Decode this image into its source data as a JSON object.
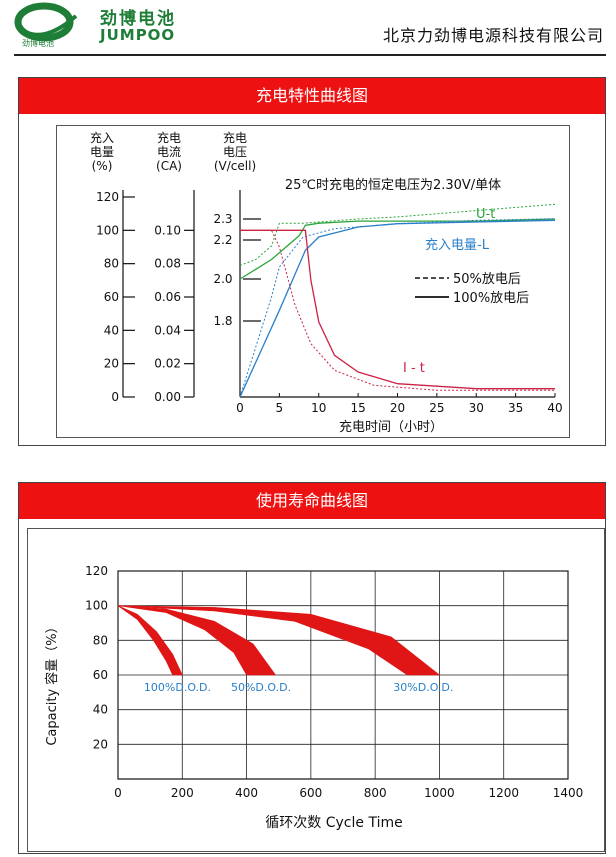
{
  "header": {
    "brand_cn": "劲博电池",
    "brand_en": "JUMPOO",
    "logo_small": "劲博电池",
    "company": "北京力劲博电源科技有限公司"
  },
  "colors": {
    "banner": "#ee1111",
    "brand": "#1e7d36",
    "voltage": "#2aa43a",
    "capacity": "#2a7fc8",
    "current": "#cc2244"
  },
  "section1": {
    "title": "充电特性曲线图"
  },
  "section2": {
    "title": "使用寿命曲线图"
  },
  "chart_data": [
    {
      "type": "line",
      "title": "25℃时充电的恒定电压为2.30V/单体",
      "xlabel": "充电时间（小时）",
      "x_ticks": [
        "0",
        "5",
        "10",
        "15",
        "20",
        "25",
        "30",
        "35",
        "40"
      ],
      "xlim": [
        0,
        40
      ],
      "axis1": {
        "label": [
          "充入",
          "电量",
          "(%)"
        ],
        "ticks": [
          "0",
          "20",
          "40",
          "60",
          "80",
          "100",
          "120"
        ],
        "lim": [
          0,
          120
        ]
      },
      "axis2": {
        "label": [
          "充电",
          "电流",
          "(CA)"
        ],
        "ticks": [
          "0.00",
          "0.02",
          "0.04",
          "0.06",
          "0.08",
          "0.10"
        ],
        "lim": [
          0,
          0.12
        ]
      },
      "axis3": {
        "label": [
          "充电",
          "电压",
          "(V/cell)"
        ],
        "ticks": [
          "1.8",
          "2.0",
          "2.2",
          "2.3"
        ]
      },
      "curve_labels": {
        "voltage": "U-t",
        "capacity": "充入电量-L",
        "current": "I - t"
      },
      "legend": {
        "dashed": "50%放电后",
        "solid": "100%放电后"
      },
      "series": [
        {
          "name": "U-t",
          "style": "solid",
          "x": [
            0,
            2,
            4,
            6,
            7.5,
            8.3,
            10,
            15,
            20,
            30,
            40
          ],
          "y": [
            2.0,
            2.05,
            2.1,
            2.17,
            2.22,
            2.27,
            2.28,
            2.29,
            2.29,
            2.29,
            2.3
          ]
        },
        {
          "name": "U-t",
          "style": "dashed",
          "x": [
            0,
            2,
            4,
            5,
            8,
            15,
            20,
            30,
            40
          ],
          "y": [
            2.07,
            2.1,
            2.17,
            2.28,
            2.28,
            2.3,
            2.31,
            2.34,
            2.37
          ]
        },
        {
          "name": "充入电量-L",
          "style": "solid",
          "x": [
            0,
            5,
            8.3,
            10,
            15,
            20,
            30,
            40
          ],
          "y": [
            0,
            52,
            88,
            96,
            102,
            104,
            105,
            106
          ]
        },
        {
          "name": "充入电量-L",
          "style": "dashed",
          "x": [
            0,
            4,
            5,
            8,
            12,
            20,
            30,
            40
          ],
          "y": [
            0,
            60,
            78,
            96,
            101,
            104,
            106,
            107
          ]
        },
        {
          "name": "I - t",
          "style": "solid",
          "x": [
            0,
            5,
            8.3,
            9,
            10,
            12,
            15,
            20,
            30,
            40
          ],
          "y": [
            0.1,
            0.1,
            0.1,
            0.07,
            0.045,
            0.025,
            0.015,
            0.008,
            0.005,
            0.005
          ]
        },
        {
          "name": "I - t",
          "style": "dashed",
          "x": [
            0,
            4,
            5,
            7,
            9,
            12,
            17,
            25,
            40
          ],
          "y": [
            0.1,
            0.1,
            0.09,
            0.055,
            0.032,
            0.016,
            0.007,
            0.004,
            0.004
          ]
        }
      ]
    },
    {
      "type": "area",
      "xlabel": "循环次数 Cycle Time",
      "ylabel": "Capacity 容量（%）",
      "x_ticks": [
        "0",
        "200",
        "400",
        "600",
        "800",
        "1000",
        "1200",
        "1400"
      ],
      "y_ticks": [
        "20",
        "40",
        "60",
        "80",
        "100",
        "120"
      ],
      "xlim": [
        0,
        1400
      ],
      "ylim": [
        0,
        120
      ],
      "grid": true,
      "series": [
        {
          "name": "100%D.O.D.",
          "upper": [
            [
              0,
              100
            ],
            [
              60,
              95
            ],
            [
              120,
              85
            ],
            [
              170,
              72
            ],
            [
              200,
              60
            ]
          ],
          "lower": [
            [
              0,
              100
            ],
            [
              60,
              92
            ],
            [
              110,
              80
            ],
            [
              150,
              68
            ],
            [
              170,
              60
            ]
          ]
        },
        {
          "name": "50%D.O.D.",
          "upper": [
            [
              0,
              100
            ],
            [
              150,
              98
            ],
            [
              300,
              91
            ],
            [
              420,
              78
            ],
            [
              490,
              60
            ]
          ],
          "lower": [
            [
              0,
              100
            ],
            [
              150,
              96
            ],
            [
              270,
              86
            ],
            [
              360,
              73
            ],
            [
              400,
              60
            ]
          ]
        },
        {
          "name": "30%D.O.D.",
          "upper": [
            [
              0,
              100
            ],
            [
              300,
              99
            ],
            [
              600,
              95
            ],
            [
              850,
              82
            ],
            [
              1000,
              60
            ]
          ],
          "lower": [
            [
              0,
              100
            ],
            [
              300,
              97
            ],
            [
              550,
              91
            ],
            [
              780,
              75
            ],
            [
              900,
              60
            ]
          ]
        }
      ]
    }
  ]
}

········

**WHAT NEEDS TO BE DONE:** Transcribe the listing above verbatim. Omit the pictures.

**ANSWER TO THIS TASK:**
Decode this image into its source data as a JSON object.
{
  "header": {
    "brand_cn": "劲博电池",
    "brand_en": "JUMPOO",
    "logo_small": "劲博电池",
    "company": "北京力劲博电源科技有限公司"
  },
  "colors": {
    "banner": "#ee1111",
    "brand": "#1e7d36",
    "voltage": "#2aa43a",
    "capacity": "#2a7fc8",
    "current": "#cc2244"
  },
  "section1": {
    "title": "充电特性曲线图"
  },
  "section2": {
    "title": "使用寿命曲线图"
  },
  "chart_data": [
    {
      "type": "line",
      "title": "25℃时充电的恒定电压为2.30V/单体",
      "xlabel": "充电时间（小时）",
      "x_ticks": [
        "0",
        "5",
        "10",
        "15",
        "20",
        "25",
        "30",
        "35",
        "40"
      ],
      "xlim": [
        0,
        40
      ],
      "axis1": {
        "label": [
          "充入",
          "电量",
          "(%)"
        ],
        "ticks": [
          "0",
          "20",
          "40",
          "60",
          "80",
          "100",
          "120"
        ],
        "lim": [
          0,
          120
        ]
      },
      "axis2": {
        "label": [
          "充电",
          "电流",
          "(CA)"
        ],
        "ticks": [
          "0.00",
          "0.02",
          "0.04",
          "0.06",
          "0.08",
          "0.10"
        ],
        "lim": [
          0,
          0.12
        ]
      },
      "axis3": {
        "label": [
          "充电",
          "电压",
          "(V/cell)"
        ],
        "ticks": [
          "1.8",
          "2.0",
          "2.2",
          "2.3"
        ]
      },
      "curve_labels": {
        "voltage": "U-t",
        "capacity": "充入电量-L",
        "current": "I - t"
      },
      "legend": {
        "dashed": "50%放电后",
        "solid": "100%放电后"
      },
      "series": [
        {
          "name": "U-t",
          "style": "solid",
          "x": [
            0,
            2,
            4,
            6,
            7.5,
            8.3,
            10,
            15,
            20,
            30,
            40
          ],
          "y": [
            2.0,
            2.05,
            2.1,
            2.17,
            2.22,
            2.27,
            2.28,
            2.29,
            2.29,
            2.29,
            2.3
          ]
        },
        {
          "name": "U-t",
          "style": "dashed",
          "x": [
            0,
            2,
            4,
            5,
            8,
            15,
            20,
            30,
            40
          ],
          "y": [
            2.07,
            2.1,
            2.17,
            2.28,
            2.28,
            2.3,
            2.31,
            2.34,
            2.37
          ]
        },
        {
          "name": "充入电量-L",
          "style": "solid",
          "x": [
            0,
            5,
            8.3,
            10,
            15,
            20,
            30,
            40
          ],
          "y": [
            0,
            52,
            88,
            96,
            102,
            104,
            105,
            106
          ]
        },
        {
          "name": "充入电量-L",
          "style": "dashed",
          "x": [
            0,
            4,
            5,
            8,
            12,
            20,
            30,
            40
          ],
          "y": [
            0,
            60,
            78,
            96,
            101,
            104,
            106,
            107
          ]
        },
        {
          "name": "I - t",
          "style": "solid",
          "x": [
            0,
            5,
            8.3,
            9,
            10,
            12,
            15,
            20,
            30,
            40
          ],
          "y": [
            0.1,
            0.1,
            0.1,
            0.07,
            0.045,
            0.025,
            0.015,
            0.008,
            0.005,
            0.005
          ]
        },
        {
          "name": "I - t",
          "style": "dashed",
          "x": [
            0,
            4,
            5,
            7,
            9,
            12,
            17,
            25,
            40
          ],
          "y": [
            0.1,
            0.1,
            0.09,
            0.055,
            0.032,
            0.016,
            0.007,
            0.004,
            0.004
          ]
        }
      ]
    },
    {
      "type": "area",
      "xlabel": "循环次数 Cycle Time",
      "ylabel": "Capacity 容量（%）",
      "x_ticks": [
        "0",
        "200",
        "400",
        "600",
        "800",
        "1000",
        "1200",
        "1400"
      ],
      "y_ticks": [
        "20",
        "40",
        "60",
        "80",
        "100",
        "120"
      ],
      "xlim": [
        0,
        1400
      ],
      "ylim": [
        0,
        120
      ],
      "grid": true,
      "series": [
        {
          "name": "100%D.O.D.",
          "upper": [
            [
              0,
              100
            ],
            [
              60,
              95
            ],
            [
              120,
              85
            ],
            [
              170,
              72
            ],
            [
              200,
              60
            ]
          ],
          "lower": [
            [
              0,
              100
            ],
            [
              60,
              92
            ],
            [
              110,
              80
            ],
            [
              150,
              68
            ],
            [
              170,
              60
            ]
          ]
        },
        {
          "name": "50%D.O.D.",
          "upper": [
            [
              0,
              100
            ],
            [
              150,
              98
            ],
            [
              300,
              91
            ],
            [
              420,
              78
            ],
            [
              490,
              60
            ]
          ],
          "lower": [
            [
              0,
              100
            ],
            [
              150,
              96
            ],
            [
              270,
              86
            ],
            [
              360,
              73
            ],
            [
              400,
              60
            ]
          ]
        },
        {
          "name": "30%D.O.D.",
          "upper": [
            [
              0,
              100
            ],
            [
              300,
              99
            ],
            [
              600,
              95
            ],
            [
              850,
              82
            ],
            [
              1000,
              60
            ]
          ],
          "lower": [
            [
              0,
              100
            ],
            [
              300,
              97
            ],
            [
              550,
              91
            ],
            [
              780,
              75
            ],
            [
              900,
              60
            ]
          ]
        }
      ]
    }
  ]
}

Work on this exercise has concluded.